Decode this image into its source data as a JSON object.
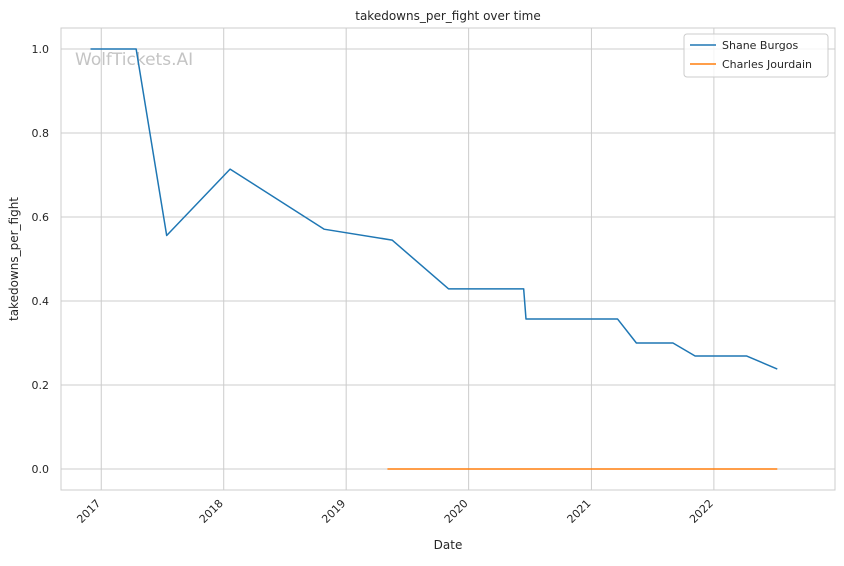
{
  "chart_data": {
    "type": "line",
    "title": "takedowns_per_fight over time",
    "xlabel": "Date",
    "ylabel": "takedowns_per_fight",
    "watermark": "WolfTickets.AI",
    "x_ticks": [
      "2017",
      "2018",
      "2019",
      "2020",
      "2021",
      "2022"
    ],
    "y_ticks": [
      "0.0",
      "0.2",
      "0.4",
      "0.6",
      "0.8",
      "1.0"
    ],
    "xlim": [
      "2016-09-03",
      "2022-12-28"
    ],
    "ylim": [
      -0.05,
      1.05
    ],
    "grid": true,
    "legend_position": "top-right",
    "series": [
      {
        "name": "Shane Burgos",
        "color": "#1f77b4",
        "points": [
          [
            "2016-11-30",
            1.0
          ],
          [
            "2017-04-15",
            1.0
          ],
          [
            "2017-07-15",
            0.556
          ],
          [
            "2018-01-20",
            0.714
          ],
          [
            "2018-10-27",
            0.571
          ],
          [
            "2019-05-18",
            0.545
          ],
          [
            "2019-11-02",
            0.429
          ],
          [
            "2020-06-13",
            0.429
          ],
          [
            "2020-06-20",
            0.357
          ],
          [
            "2021-03-20",
            0.357
          ],
          [
            "2021-05-15",
            0.3
          ],
          [
            "2021-09-01",
            0.3
          ],
          [
            "2021-11-06",
            0.269
          ],
          [
            "2022-04-09",
            0.269
          ],
          [
            "2022-07-09",
            0.238
          ]
        ]
      },
      {
        "name": "Charles Jourdain",
        "color": "#ff7f0e",
        "points": [
          [
            "2019-05-04",
            0.0
          ],
          [
            "2022-07-09",
            0.0
          ]
        ]
      }
    ]
  }
}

REQUEST.
Report all lines of the data that include the word "name".

SOLUTION TO THE PROBLEM.
        "name": "Shane Burgos",
        "name": "Charles Jourdain",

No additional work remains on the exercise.